──────── STORED ROWS

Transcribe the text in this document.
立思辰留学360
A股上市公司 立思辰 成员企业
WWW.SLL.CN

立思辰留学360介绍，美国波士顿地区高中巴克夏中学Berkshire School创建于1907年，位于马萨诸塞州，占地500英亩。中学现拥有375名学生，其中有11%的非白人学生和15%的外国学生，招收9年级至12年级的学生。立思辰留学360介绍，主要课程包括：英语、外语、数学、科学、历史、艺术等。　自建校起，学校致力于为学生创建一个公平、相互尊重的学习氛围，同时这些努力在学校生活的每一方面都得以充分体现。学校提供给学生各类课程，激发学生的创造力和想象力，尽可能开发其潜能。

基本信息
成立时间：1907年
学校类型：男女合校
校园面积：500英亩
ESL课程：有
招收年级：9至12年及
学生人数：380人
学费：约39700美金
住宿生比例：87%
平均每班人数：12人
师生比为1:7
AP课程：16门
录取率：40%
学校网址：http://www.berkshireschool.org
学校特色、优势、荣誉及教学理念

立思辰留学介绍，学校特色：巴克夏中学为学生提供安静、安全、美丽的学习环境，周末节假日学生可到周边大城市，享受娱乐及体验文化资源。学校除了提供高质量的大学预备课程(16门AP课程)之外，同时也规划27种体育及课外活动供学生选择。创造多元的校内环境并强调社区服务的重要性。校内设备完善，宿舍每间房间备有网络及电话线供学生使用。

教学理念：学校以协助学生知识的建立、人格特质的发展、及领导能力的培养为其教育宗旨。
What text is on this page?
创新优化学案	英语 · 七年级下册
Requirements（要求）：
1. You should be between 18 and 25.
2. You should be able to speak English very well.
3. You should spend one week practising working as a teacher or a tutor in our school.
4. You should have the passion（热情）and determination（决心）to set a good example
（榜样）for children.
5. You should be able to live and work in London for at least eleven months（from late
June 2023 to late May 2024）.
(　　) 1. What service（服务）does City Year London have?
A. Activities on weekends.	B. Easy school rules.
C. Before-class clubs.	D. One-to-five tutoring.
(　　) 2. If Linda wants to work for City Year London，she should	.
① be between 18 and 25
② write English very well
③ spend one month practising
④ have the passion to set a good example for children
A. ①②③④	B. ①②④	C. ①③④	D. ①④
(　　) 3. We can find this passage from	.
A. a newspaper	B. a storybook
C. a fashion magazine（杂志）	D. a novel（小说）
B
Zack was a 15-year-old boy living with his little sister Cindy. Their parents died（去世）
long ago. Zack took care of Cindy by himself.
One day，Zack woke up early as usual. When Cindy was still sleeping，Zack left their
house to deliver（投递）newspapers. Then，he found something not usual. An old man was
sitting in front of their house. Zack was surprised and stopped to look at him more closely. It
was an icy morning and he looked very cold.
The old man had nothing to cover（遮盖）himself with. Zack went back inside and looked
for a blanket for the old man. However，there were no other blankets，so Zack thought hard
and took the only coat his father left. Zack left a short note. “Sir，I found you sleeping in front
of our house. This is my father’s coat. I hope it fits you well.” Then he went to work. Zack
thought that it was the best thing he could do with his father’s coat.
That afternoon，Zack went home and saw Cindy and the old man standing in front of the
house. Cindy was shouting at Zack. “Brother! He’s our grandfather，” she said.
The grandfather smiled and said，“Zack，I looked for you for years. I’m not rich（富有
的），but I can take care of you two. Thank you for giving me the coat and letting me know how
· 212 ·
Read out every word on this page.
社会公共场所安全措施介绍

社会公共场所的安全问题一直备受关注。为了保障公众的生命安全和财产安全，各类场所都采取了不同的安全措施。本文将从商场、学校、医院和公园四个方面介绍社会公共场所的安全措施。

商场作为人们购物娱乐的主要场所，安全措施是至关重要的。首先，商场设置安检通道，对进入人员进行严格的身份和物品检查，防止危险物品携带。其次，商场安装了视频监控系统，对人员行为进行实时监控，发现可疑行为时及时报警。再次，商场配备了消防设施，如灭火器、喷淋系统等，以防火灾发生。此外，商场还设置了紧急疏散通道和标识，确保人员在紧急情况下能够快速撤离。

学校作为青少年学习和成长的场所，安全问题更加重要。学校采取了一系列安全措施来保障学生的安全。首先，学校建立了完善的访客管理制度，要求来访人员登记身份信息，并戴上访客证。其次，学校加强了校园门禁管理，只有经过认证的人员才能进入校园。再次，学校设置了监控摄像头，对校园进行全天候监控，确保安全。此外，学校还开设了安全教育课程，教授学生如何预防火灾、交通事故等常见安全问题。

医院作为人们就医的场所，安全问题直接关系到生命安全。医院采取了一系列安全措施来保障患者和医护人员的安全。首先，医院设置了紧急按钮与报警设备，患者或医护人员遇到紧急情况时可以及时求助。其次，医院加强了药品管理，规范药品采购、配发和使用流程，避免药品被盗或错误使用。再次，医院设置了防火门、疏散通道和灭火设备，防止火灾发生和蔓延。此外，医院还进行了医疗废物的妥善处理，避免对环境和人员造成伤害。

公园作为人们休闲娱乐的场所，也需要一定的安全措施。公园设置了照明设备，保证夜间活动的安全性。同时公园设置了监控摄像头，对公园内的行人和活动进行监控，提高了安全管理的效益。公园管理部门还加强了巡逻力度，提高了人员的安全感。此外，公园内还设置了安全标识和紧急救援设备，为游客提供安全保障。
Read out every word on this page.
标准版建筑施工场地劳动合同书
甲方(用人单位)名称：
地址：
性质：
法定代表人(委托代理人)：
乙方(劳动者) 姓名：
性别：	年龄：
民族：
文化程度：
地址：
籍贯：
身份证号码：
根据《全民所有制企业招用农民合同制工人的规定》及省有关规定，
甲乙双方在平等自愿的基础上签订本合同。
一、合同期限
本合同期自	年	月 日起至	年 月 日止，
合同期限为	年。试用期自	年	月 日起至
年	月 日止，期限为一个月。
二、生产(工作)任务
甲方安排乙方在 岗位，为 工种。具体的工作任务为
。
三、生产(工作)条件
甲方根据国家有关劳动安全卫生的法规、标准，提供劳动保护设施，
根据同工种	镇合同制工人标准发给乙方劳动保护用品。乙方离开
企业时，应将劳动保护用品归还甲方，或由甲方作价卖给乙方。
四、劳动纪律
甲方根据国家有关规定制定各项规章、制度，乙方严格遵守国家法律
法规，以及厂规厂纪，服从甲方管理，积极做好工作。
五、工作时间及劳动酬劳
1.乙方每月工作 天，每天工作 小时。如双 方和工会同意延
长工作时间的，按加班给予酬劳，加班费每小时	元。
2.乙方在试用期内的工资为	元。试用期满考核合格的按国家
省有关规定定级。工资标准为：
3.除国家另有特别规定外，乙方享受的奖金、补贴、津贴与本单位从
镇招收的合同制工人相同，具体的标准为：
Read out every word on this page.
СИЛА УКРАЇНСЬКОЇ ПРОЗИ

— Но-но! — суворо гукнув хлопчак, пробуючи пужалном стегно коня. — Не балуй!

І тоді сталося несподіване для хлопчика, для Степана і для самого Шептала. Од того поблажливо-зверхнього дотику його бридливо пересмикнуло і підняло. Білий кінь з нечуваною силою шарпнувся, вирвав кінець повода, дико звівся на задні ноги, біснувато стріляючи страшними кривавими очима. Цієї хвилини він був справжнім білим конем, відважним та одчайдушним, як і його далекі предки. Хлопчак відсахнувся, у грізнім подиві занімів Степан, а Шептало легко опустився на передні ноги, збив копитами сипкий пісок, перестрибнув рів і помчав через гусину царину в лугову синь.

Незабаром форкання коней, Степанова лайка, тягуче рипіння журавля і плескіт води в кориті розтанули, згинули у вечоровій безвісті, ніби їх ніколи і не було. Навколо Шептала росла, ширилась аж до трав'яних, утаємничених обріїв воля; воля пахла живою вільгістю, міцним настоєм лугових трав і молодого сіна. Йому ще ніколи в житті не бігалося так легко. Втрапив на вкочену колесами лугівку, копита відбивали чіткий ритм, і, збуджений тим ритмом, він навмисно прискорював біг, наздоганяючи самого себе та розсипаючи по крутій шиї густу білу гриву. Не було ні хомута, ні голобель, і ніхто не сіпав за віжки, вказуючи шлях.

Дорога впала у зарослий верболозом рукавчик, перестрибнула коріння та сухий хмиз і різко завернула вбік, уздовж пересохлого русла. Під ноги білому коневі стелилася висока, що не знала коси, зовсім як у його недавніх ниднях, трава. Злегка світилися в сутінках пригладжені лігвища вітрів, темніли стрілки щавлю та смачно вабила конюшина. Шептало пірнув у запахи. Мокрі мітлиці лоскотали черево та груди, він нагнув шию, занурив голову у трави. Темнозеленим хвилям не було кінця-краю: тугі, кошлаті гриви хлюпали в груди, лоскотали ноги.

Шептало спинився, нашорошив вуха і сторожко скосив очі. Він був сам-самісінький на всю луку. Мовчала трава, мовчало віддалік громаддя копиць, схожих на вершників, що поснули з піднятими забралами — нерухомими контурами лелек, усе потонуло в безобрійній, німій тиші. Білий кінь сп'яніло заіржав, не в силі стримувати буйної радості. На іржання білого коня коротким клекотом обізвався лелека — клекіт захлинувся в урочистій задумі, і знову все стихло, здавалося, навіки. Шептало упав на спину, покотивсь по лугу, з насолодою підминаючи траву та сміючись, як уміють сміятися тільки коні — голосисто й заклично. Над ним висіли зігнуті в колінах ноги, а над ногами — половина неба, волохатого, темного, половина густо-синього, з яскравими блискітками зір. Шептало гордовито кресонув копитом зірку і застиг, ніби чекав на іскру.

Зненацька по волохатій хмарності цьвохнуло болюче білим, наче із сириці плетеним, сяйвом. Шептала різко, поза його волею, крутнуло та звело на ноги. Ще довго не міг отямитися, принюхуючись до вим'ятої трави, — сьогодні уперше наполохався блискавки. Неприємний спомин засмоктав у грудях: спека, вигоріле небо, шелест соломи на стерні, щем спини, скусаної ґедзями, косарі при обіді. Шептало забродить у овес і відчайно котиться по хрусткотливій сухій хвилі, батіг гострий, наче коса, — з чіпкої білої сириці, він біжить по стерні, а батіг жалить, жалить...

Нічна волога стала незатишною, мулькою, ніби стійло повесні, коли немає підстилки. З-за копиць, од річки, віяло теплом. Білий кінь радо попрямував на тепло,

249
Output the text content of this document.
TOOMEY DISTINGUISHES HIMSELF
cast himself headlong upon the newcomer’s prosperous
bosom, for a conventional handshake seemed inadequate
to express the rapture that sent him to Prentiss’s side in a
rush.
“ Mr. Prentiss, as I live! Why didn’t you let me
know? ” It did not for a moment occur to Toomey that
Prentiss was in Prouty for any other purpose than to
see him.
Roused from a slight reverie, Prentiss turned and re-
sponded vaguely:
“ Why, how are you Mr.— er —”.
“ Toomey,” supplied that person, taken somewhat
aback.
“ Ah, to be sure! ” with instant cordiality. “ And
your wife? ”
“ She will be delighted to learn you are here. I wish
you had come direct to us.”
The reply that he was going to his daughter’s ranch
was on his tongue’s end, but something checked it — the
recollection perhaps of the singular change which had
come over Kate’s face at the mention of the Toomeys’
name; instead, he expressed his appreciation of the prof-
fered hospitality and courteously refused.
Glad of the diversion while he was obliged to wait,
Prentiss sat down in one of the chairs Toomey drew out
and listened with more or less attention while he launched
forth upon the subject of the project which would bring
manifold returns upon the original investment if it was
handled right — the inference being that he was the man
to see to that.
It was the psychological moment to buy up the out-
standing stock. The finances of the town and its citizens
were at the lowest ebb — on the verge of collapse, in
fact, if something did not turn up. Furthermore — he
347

────────────────

Look through the lines above and collect those with the word "house".

IN RESPONSE >>
house to deliver（投递）newspapers. Then，he found something not usual. An old man was
sitting in front of their house. Zack was surprised and stopped to look at him more closely. It
of our house. This is my father’s coat. I hope it fits you well.” Then he went to work. Zack
house. Cindy was shouting at Zack. “Brother! He’s our grandfather，” she said.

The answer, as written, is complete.